WORK INSTRUCTIONS: Show, in full, each line of the data that contains "Эдванс".

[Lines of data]
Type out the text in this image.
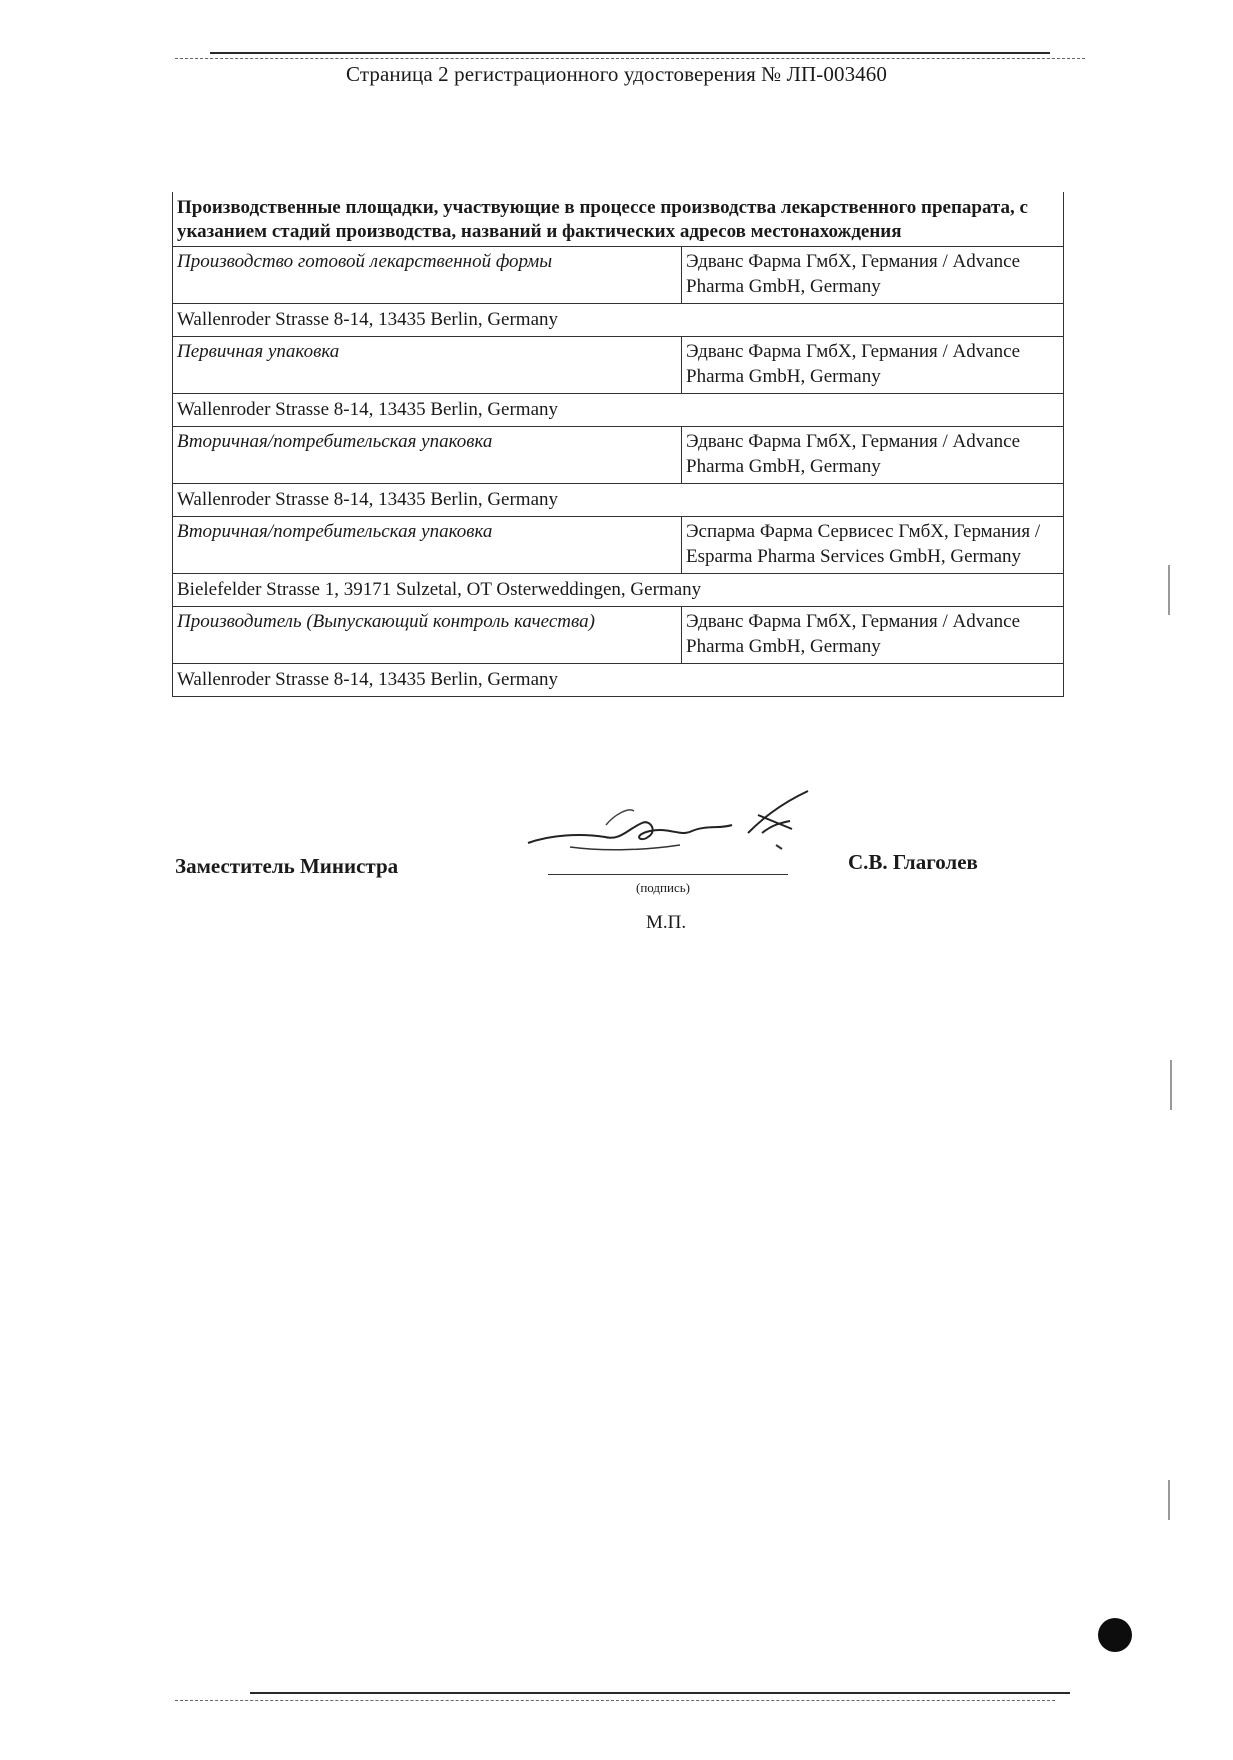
Страница 2 регистрационного удостоверения № ЛП-003460
Производственные площадки, участвующие в процессе производства лекарственного препарата, с указанием стадий производства, названий и фактических адресов местонахождения	
Производство готовой лекарственной формы	Эдванс Фарма ГмбХ, Германия / Advance Pharma GmbH, Germany
Wallenroder Strasse 8-14, 13435 Berlin, Germany	
Первичная упаковка	Эдванс Фарма ГмбХ, Германия / Advance Pharma GmbH, Germany
Wallenroder Strasse 8-14, 13435 Berlin, Germany	
Вторичная/потребительская упаковка	Эдванс Фарма ГмбХ, Германия / Advance Pharma GmbH, Germany
Wallenroder Strasse 8-14, 13435 Berlin, Germany	
Вторичная/потребительская упаковка	Эспарма Фарма Сервисес ГмбХ, Германия / Esparma Pharma Services GmbH, Germany
Bielefelder Strasse 1, 39171 Sulzetal, OT Osterweddingen, Germany	
Производитель (Выпускающий контроль качества)	Эдванс Фарма ГмбХ, Германия / Advance Pharma GmbH, Germany
Wallenroder Strasse 8-14, 13435 Berlin, Germany	
Заместитель Министра
(подпись)
М.П.
С.В. Глаголев
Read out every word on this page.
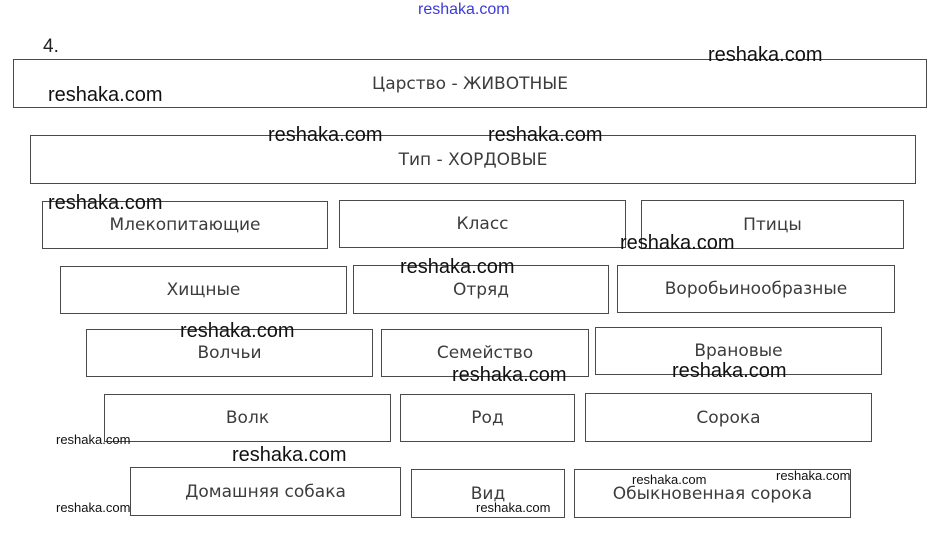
reshaka.com
4.
Царство - ЖИВОТНЫЕ
Тип - ХОРДОВЫЕ
Млекопитающие	Класс	Птицы
Хищные	Отряд	Воробьинообразные
Волчьи	Семейство	Врановые
Волк	Род	Сорока
Домашняя собака	Вид	Обыкновенная сорока
reshaka.com
reshaka.com
reshaka.com	reshaka.com
reshaka.com
reshaka.com
reshaka.com
reshaka.com
reshaka.com	reshaka.com
reshaka.com
reshaka.com
reshaka.com	reshaka.com
reshaka.com	reshaka.com
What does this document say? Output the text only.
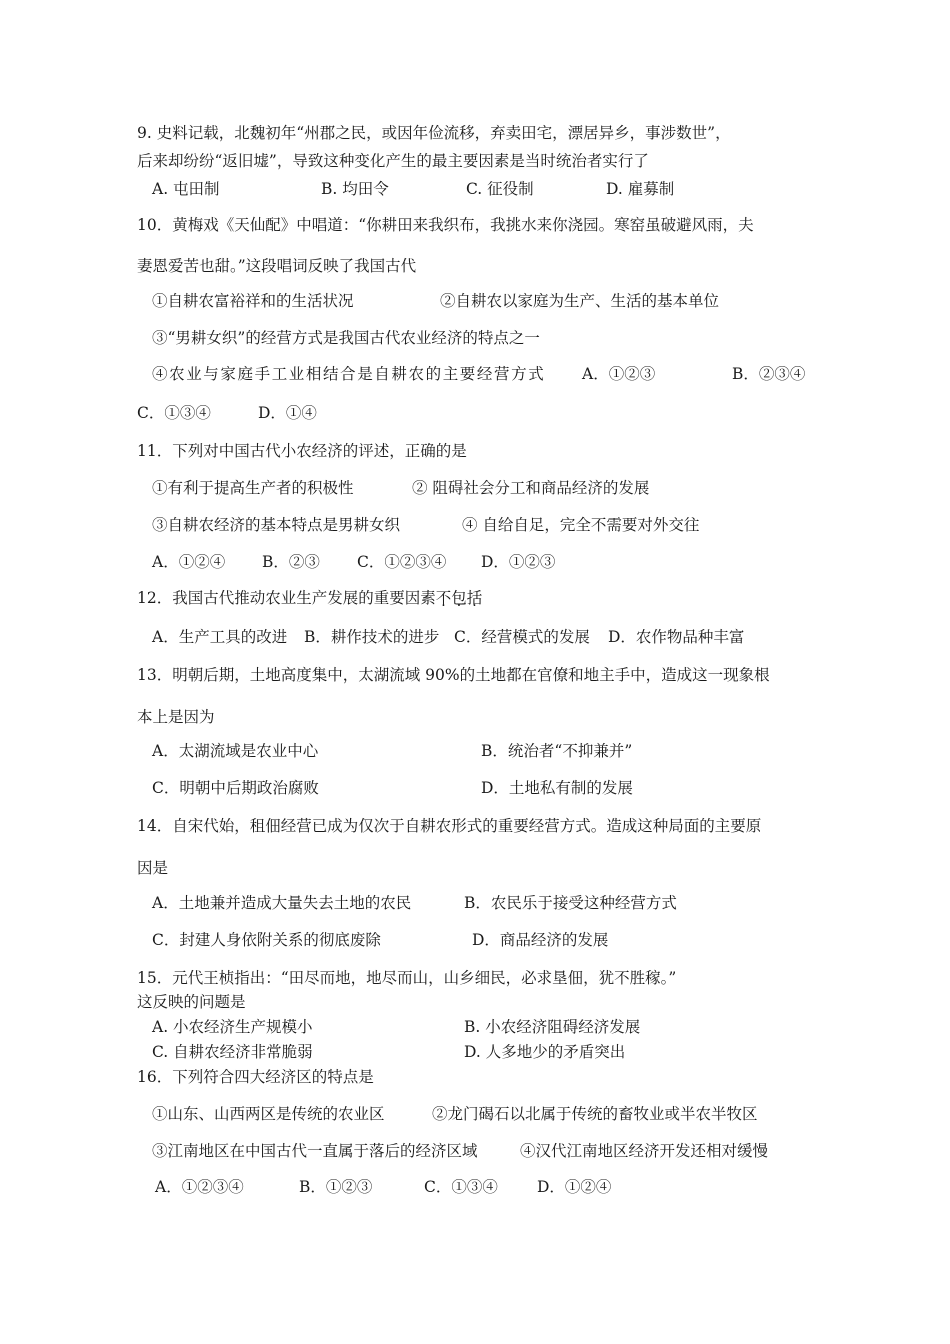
9. 史料记载，北魏初年“州郡之民，或因年俭流移，弃卖田宅，漂居异乡，事涉数世”，
后来却纷纷“返旧墟”，导致这种变化产生的最主要因素是当时统治者实行了
A. 屯田制	B. 均田令	C. 征役制	D. 雇募制
10．黄梅戏《天仙配》中唱道：“你耕田来我织布，我挑水来你浇园。寒窑虽破避风雨，夫
妻恩爱苦也甜。”这段唱词反映了我国古代
①自耕农富裕祥和的生活状况	②自耕农以家庭为生产、生活的基本单位
③“男耕女织”的经营方式是我国古代农业经济的特点之一
④农业与家庭手工业相结合是自耕农的主要经营方式 A．①②③	B．②③④
C．①③④	D．①④
11．下列对中国古代小农经济的评述，正确的是
①有利于提高生产者的积极性	② 阻碍社会分工和商品经济的发展
③自耕农经济的基本特点是男耕女织	④ 自给自足，完全不需要对外交往
A．①②④ B．②③ C．①②③④ D．①②③
12．我国古代推动农业生产发展的重要因素不包括
A．生产工具的改进 B．耕作技术的进步 C．经营模式的发展 D．农作物品种丰富
13．明朝后期，土地高度集中，太湖流域 90%的土地都在官僚和地主手中，造成这一现象根
本上是因为
A．太湖流域是农业中心	B．统治者“不抑兼并”
C．明朝中后期政治腐败	D．土地私有制的发展
14．自宋代始，租佃经营已成为仅次于自耕农形式的重要经营方式。造成这种局面的主要原
因是
A．土地兼并造成大量失去土地的农民	B．农民乐于接受这种经营方式
C．封建人身依附关系的彻底废除	D．商品经济的发展
15．元代王桢指出：“田尽而地，地尽而山，山乡细民，必求垦佃，犹不胜稼。”
这反映的问题是
A. 小农经济生产规模小	B. 小农经济阻碍经济发展
C. 自耕农经济非常脆弱	D. 人多地少的矛盾突出
16．下列符合四大经济区的特点是
①山东、山西两区是传统的农业区	②龙门碣石以北属于传统的畜牧业或半农半牧区
③江南地区在中国古代一直属于落后的经济区域	④汉代江南地区经济开发还相对缓慢
A．①②③④	B．①②③	C．①③④	D．①②④
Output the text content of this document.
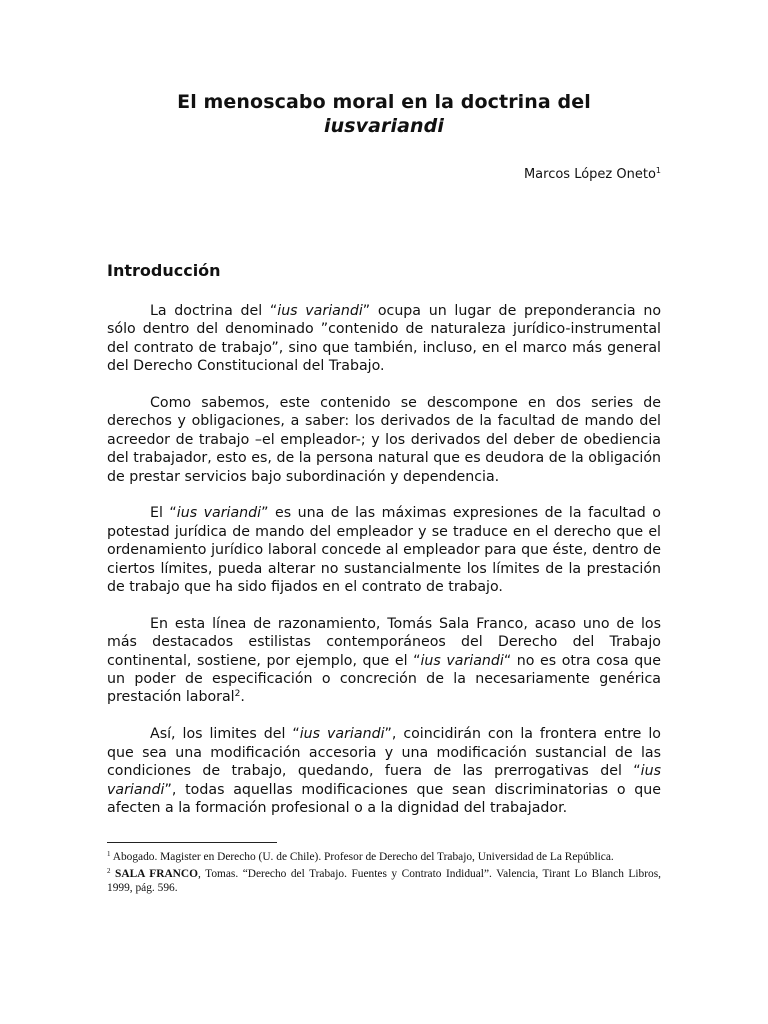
El menoscabo moral en la doctrina del
iusvariandi
Marcos López Oneto$^1$
Introducción

La doctrina del “ius variandi” ocupa un lugar de preponderancia no sólo dentro del denominado ”contenido de naturaleza jurídico-instrumental del contrato de trabajo”, sino que también, incluso, en el marco más general del Derecho Constitucional del Trabajo.

Como sabemos, este contenido se descompone en dos series de derechos y obligaciones, a saber: los derivados de la facultad de mando del acreedor de trabajo –el empleador-; y los derivados del deber de obediencia del trabajador, esto es, de la persona natural que es deudora de la obligación de prestar servicios bajo subordinación y dependencia.

El “ius variandi” es una de las máximas expresiones de la facultad o potestad jurídica de mando del empleador y se traduce en el derecho que el ordenamiento jurídico laboral concede al empleador para que éste, dentro de ciertos límites, pueda alterar no sustancialmente los límites de la prestación de trabajo que ha sido fijados en el contrato de trabajo.

En esta línea de razonamiento, Tomás Sala Franco, acaso uno de los más destacados estilistas contemporáneos del Derecho del Trabajo continental, sostiene, por ejemplo, que el “ius variandi“ no es otra cosa que un poder de especificación o concreción de la necesariamente genérica prestación laboral$^2$.

Así, los limites del “ius variandi”, coincidirán con la frontera entre lo que sea una modificación accesoria y una modificación sustancial de las condiciones de trabajo, quedando, fuera de las prerrogativas del “ius variandi”, todas aquellas modificaciones que sean discriminatorias o que afecten a la formación profesional o a la dignidad del trabajador.

$^1$ Abogado. Magister en Derecho (U. de Chile). Profesor de Derecho del Trabajo, Universidad de La República.

$^2$ SALA FRANCO, Tomas. “Derecho del Trabajo. Fuentes y Contrato Indidual”. Valencia, Tirant Lo Blanch Libros, 1999, pág. 596.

ANSWER TO THIS PROBLEM:
Производство готовой лекарственной формы	Эдванс Фарма ГмбХ, Германия / Advance Pharma GmbH, Germany
Первичная упаковка	Эдванс Фарма ГмбХ, Германия / Advance Pharma GmbH, Germany
Вторичная/потребительская упаковка	Эдванс Фарма ГмбХ, Германия / Advance Pharma GmbH, Germany
Производитель (Выпускающий контроль качества)	Эдванс Фарма ГмбХ, Германия / Advance Pharma GmbH, Germany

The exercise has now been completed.